▸ PROBLEM DETAILS
Collect each line of the records containing the string "Zoom".

─── DATA SECTION

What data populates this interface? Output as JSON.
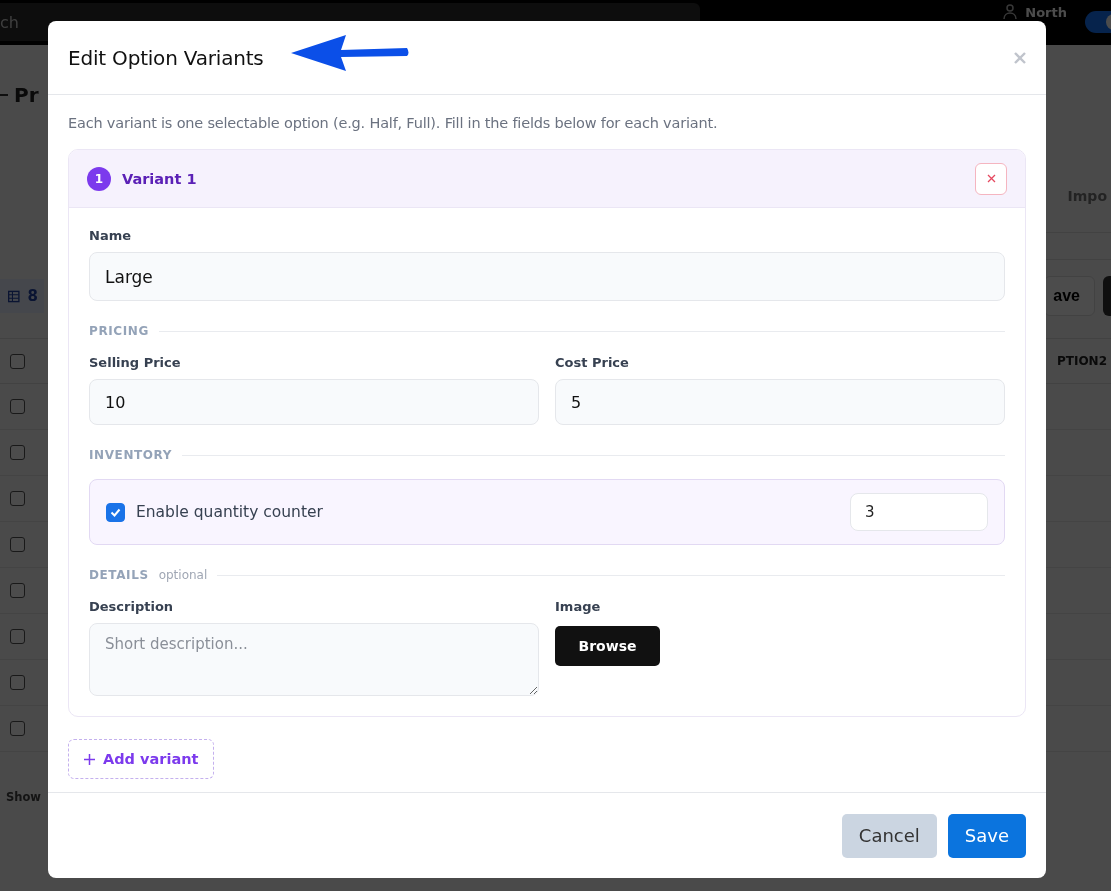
{
  "background": {
    "search_text": "ch",
    "user": "North",
    "toggle_on": true,
    "page_title": "Pr",
    "import_button": "Impo",
    "rows_chip": "8",
    "save_button": "ave",
    "header_checked": false,
    "column": "PTION2",
    "rows": [
      {
        "checked": false
      },
      {
        "checked": false
      },
      {
        "checked": false
      },
      {
        "checked": false
      },
      {
        "checked": false
      },
      {
        "checked": false
      },
      {
        "checked": false
      },
      {
        "checked": false
      }
    ],
    "footer_text": "Show"
  },
  "modal": {
    "title": "Edit Option Variants",
    "description": "Each variant is one selectable option (e.g. Half, Full). Fill in the fields below for each variant.",
    "variants": [
      {
        "badge": "1",
        "title": "Variant 1",
        "name": {
          "label": "Name",
          "value": "Large"
        },
        "pricing": {
          "heading": "PRICING",
          "selling": {
            "label": "Selling Price",
            "value": "10"
          },
          "cost": {
            "label": "Cost Price",
            "value": "5"
          }
        },
        "inventory": {
          "heading": "INVENTORY",
          "counter": {
            "label": "Enable quantity counter",
            "checked": true,
            "value": "3"
          }
        },
        "details": {
          "heading": "DETAILS",
          "note": "optional",
          "description": {
            "label": "Description",
            "placeholder": "Short description..."
          },
          "image": {
            "label": "Image",
            "button": "Browse"
          }
        }
      }
    ],
    "add_button": "Add variant",
    "buttons": [
      {
        "label": "Cancel",
        "kind": "secondary"
      },
      {
        "label": "Save",
        "kind": "primary"
      }
    ]
  }
}
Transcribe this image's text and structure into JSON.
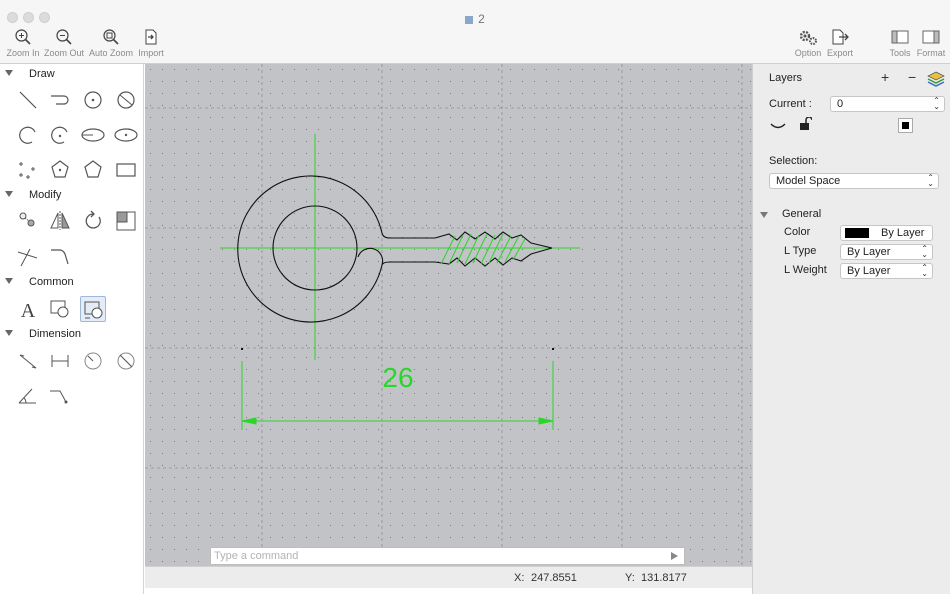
{
  "window": {
    "title": "2"
  },
  "toolbar": {
    "zoom_in": "Zoom In",
    "zoom_out": "Zoom Out",
    "auto_zoom": "Auto Zoom",
    "import": "Import",
    "option": "Option",
    "export": "Export",
    "tools": "Tools",
    "format": "Format"
  },
  "left_panel": {
    "sections": {
      "draw": "Draw",
      "modify": "Modify",
      "common": "Common",
      "dimension": "Dimension"
    }
  },
  "canvas": {
    "dimension_value": "26",
    "command_placeholder": "Type a command"
  },
  "status": {
    "x_label": "X:",
    "x_value": "247.8551",
    "y_label": "Y:",
    "y_value": "131.8177"
  },
  "right_panel": {
    "layers_title": "Layers",
    "add_symbol": "+",
    "remove_symbol": "−",
    "current_label": "Current :",
    "current_value": "0",
    "selection_label": "Selection:",
    "selection_value": "Model Space",
    "general_label": "General",
    "color_label": "Color",
    "color_value": "By Layer",
    "ltype_label": "L Type",
    "ltype_value": "By Layer",
    "lweight_label": "L Weight",
    "lweight_value": "By Layer"
  },
  "colors": {
    "canvas_bg": "#c1c3c6",
    "drawing_green": "#2ad62a",
    "layer_color_swatch": "#000000"
  }
}
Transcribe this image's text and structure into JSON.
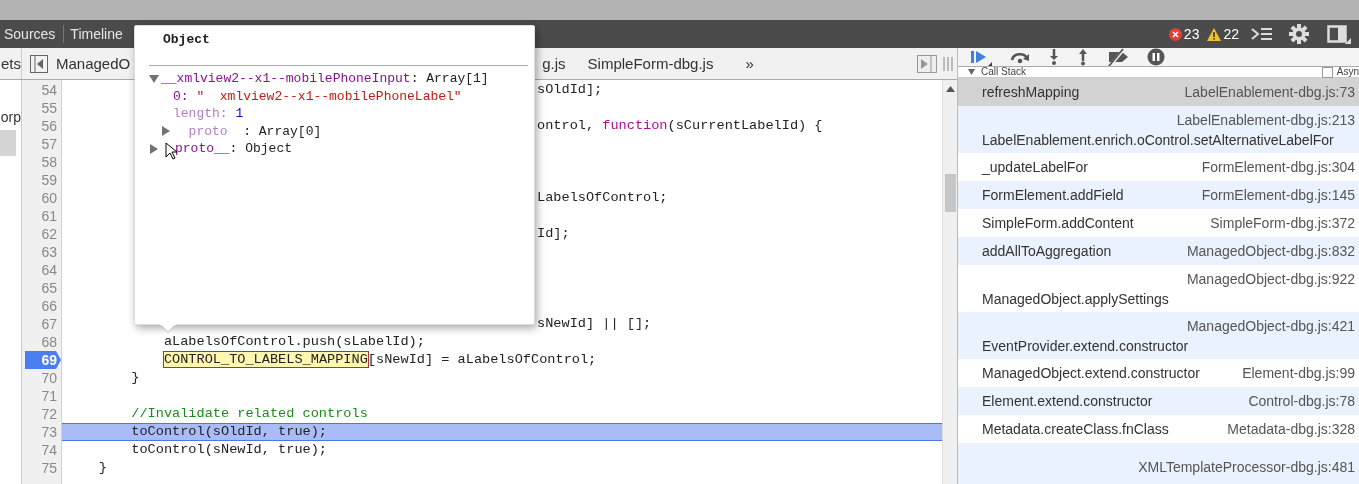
{
  "top_toolbar": {
    "tabs": [
      {
        "label": "Sources"
      },
      {
        "label": "Timeline"
      }
    ],
    "error_count": "23",
    "warning_count": "22"
  },
  "file_tabs": {
    "panel_tab": "ets",
    "tabs": [
      {
        "label": "ManagedO"
      },
      {
        "label": "g.js"
      },
      {
        "label": "SimpleForm-dbg.js"
      }
    ],
    "overflow": "»"
  },
  "navigator": {
    "items": [
      {
        "label": "orp",
        "selected": false
      },
      {
        "selected": true
      }
    ]
  },
  "editor": {
    "lines": [
      {
        "number": "54",
        "kind": "behind_popup",
        "breakpoint": false,
        "current": false,
        "segments": [
          {
            "kind": "plain",
            "text": "sOldId];"
          }
        ]
      },
      {
        "number": "55",
        "kind": "behind_popup",
        "breakpoint": false,
        "current": false
      },
      {
        "number": "56",
        "kind": "behind_popup",
        "breakpoint": false,
        "current": false,
        "segments": [
          {
            "kind": "plain",
            "text": "ontrol, "
          },
          {
            "kind": "keyword",
            "text": "function"
          },
          {
            "kind": "plain",
            "text": "(sCurrentLabelId) {"
          }
        ]
      },
      {
        "number": "57",
        "kind": "behind_popup",
        "breakpoint": false,
        "current": false
      },
      {
        "number": "58",
        "kind": "behind_popup",
        "breakpoint": false,
        "current": false
      },
      {
        "number": "59",
        "kind": "behind_popup",
        "breakpoint": false,
        "current": false
      },
      {
        "number": "60",
        "kind": "behind_popup",
        "breakpoint": false,
        "current": false,
        "segments": [
          {
            "kind": "plain",
            "text": "LabelsOfControl;"
          }
        ]
      },
      {
        "number": "61",
        "kind": "behind_popup",
        "breakpoint": false,
        "current": false
      },
      {
        "number": "62",
        "kind": "behind_popup",
        "breakpoint": false,
        "current": false,
        "segments": [
          {
            "kind": "plain",
            "text": "Id];"
          }
        ]
      },
      {
        "number": "63",
        "kind": "behind_popup",
        "breakpoint": false,
        "current": false
      },
      {
        "number": "64",
        "kind": "behind_popup",
        "breakpoint": false,
        "current": false
      },
      {
        "number": "65",
        "kind": "behind_popup",
        "breakpoint": false,
        "current": false
      },
      {
        "number": "66",
        "kind": "behind_popup",
        "breakpoint": false,
        "current": false
      },
      {
        "number": "67",
        "kind": "behind_popup",
        "breakpoint": false,
        "current": false,
        "segments": [
          {
            "kind": "plain",
            "text": "sNewId] || [];"
          }
        ]
      },
      {
        "number": "68",
        "kind": "innermost",
        "breakpoint": false,
        "current": false,
        "segments": [
          {
            "kind": "plain",
            "text": "aLabelsOfControl.push(sLabelId);"
          }
        ]
      },
      {
        "number": "69",
        "kind": "innermost",
        "breakpoint": true,
        "current": false,
        "segments": [
          {
            "kind": "match",
            "text": "CONTROL_TO_LABELS_MAPPING"
          },
          {
            "kind": "plain",
            "text": "[sNewId] = aLabelsOfControl;"
          }
        ]
      },
      {
        "number": "70",
        "kind": "inner",
        "breakpoint": false,
        "current": false,
        "segments": [
          {
            "kind": "plain",
            "text": "}"
          }
        ]
      },
      {
        "number": "71",
        "kind": "blank",
        "breakpoint": false,
        "current": false
      },
      {
        "number": "72",
        "kind": "inner",
        "breakpoint": false,
        "current": false,
        "segments": [
          {
            "kind": "comment",
            "text": "//Invalidate related controls"
          }
        ]
      },
      {
        "number": "73",
        "kind": "inner",
        "breakpoint": false,
        "current": true,
        "segments": [
          {
            "kind": "plain",
            "text": "toControl(sOldId, true);"
          }
        ]
      },
      {
        "number": "74",
        "kind": "inner",
        "breakpoint": false,
        "current": false,
        "segments": [
          {
            "kind": "plain",
            "text": "toControl(sNewId, true);"
          }
        ]
      },
      {
        "number": "75",
        "kind": "outer",
        "breakpoint": false,
        "current": false,
        "segments": [
          {
            "kind": "plain",
            "text": "}"
          }
        ]
      }
    ]
  },
  "popover": {
    "title": "Object",
    "tree": [
      {
        "kind": "object",
        "key": "__xmlview2--x1--mobilePhoneInput",
        "value": ": Array[1]",
        "expanded": true,
        "children": [
          {
            "kind": "string",
            "key": "0:",
            "value": " \"  xmlview2--x1--mobilePhoneLabel\""
          },
          {
            "kind": "number",
            "key": "length:",
            "value": " 1"
          },
          {
            "kind": "object",
            "key": "  proto  ",
            "value": ": Array[0]",
            "expanded": false
          }
        ]
      },
      {
        "kind": "object",
        "key": "proto__",
        "value": ": Object",
        "expanded": false
      }
    ]
  },
  "call_stack": {
    "title": "Call Stack",
    "expanded": true,
    "async_label": "Asyn",
    "async_checked": false,
    "frames": [
      {
        "kind": "single",
        "function": "refreshMapping",
        "location": "LabelEnablement-dbg.js:73",
        "selected": true
      },
      {
        "kind": "double",
        "function": "LabelEnablement.enrich.oControl.setAlternativeLabelFor",
        "location": "LabelEnablement-dbg.js:213",
        "selected": false
      },
      {
        "kind": "single",
        "function": "_updateLabelFor",
        "location": "FormElement-dbg.js:304",
        "selected": false
      },
      {
        "kind": "single",
        "function": "FormElement.addField",
        "location": "FormElement-dbg.js:145",
        "selected": false
      },
      {
        "kind": "single",
        "function": "SimpleForm.addContent",
        "location": "SimpleForm-dbg.js:372",
        "selected": false
      },
      {
        "kind": "single",
        "function": "addAllToAggregation",
        "location": "ManagedObject-dbg.js:832",
        "selected": false
      },
      {
        "kind": "double",
        "function": "ManagedObject.applySettings",
        "location": "ManagedObject-dbg.js:922",
        "selected": false
      },
      {
        "kind": "double",
        "function": "EventProvider.extend.constructor",
        "location": "ManagedObject-dbg.js:421",
        "selected": false
      },
      {
        "kind": "single",
        "function": "ManagedObject.extend.constructor",
        "location": "Element-dbg.js:99",
        "selected": false
      },
      {
        "kind": "single",
        "function": "Element.extend.constructor",
        "location": "Control-dbg.js:78",
        "selected": false
      },
      {
        "kind": "single",
        "function": "Metadata.createClass.fnClass",
        "location": "Metadata-dbg.js:328",
        "selected": false
      },
      {
        "kind": "double",
        "location": "XMLTemplateProcessor-dbg.js:481",
        "selected": false
      }
    ]
  }
}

──────

▸ FINISHED TASK
    "zoom_in": "Zoom In",
    "zoom_out": "Zoom Out",
    "auto_zoom": "Auto Zoom",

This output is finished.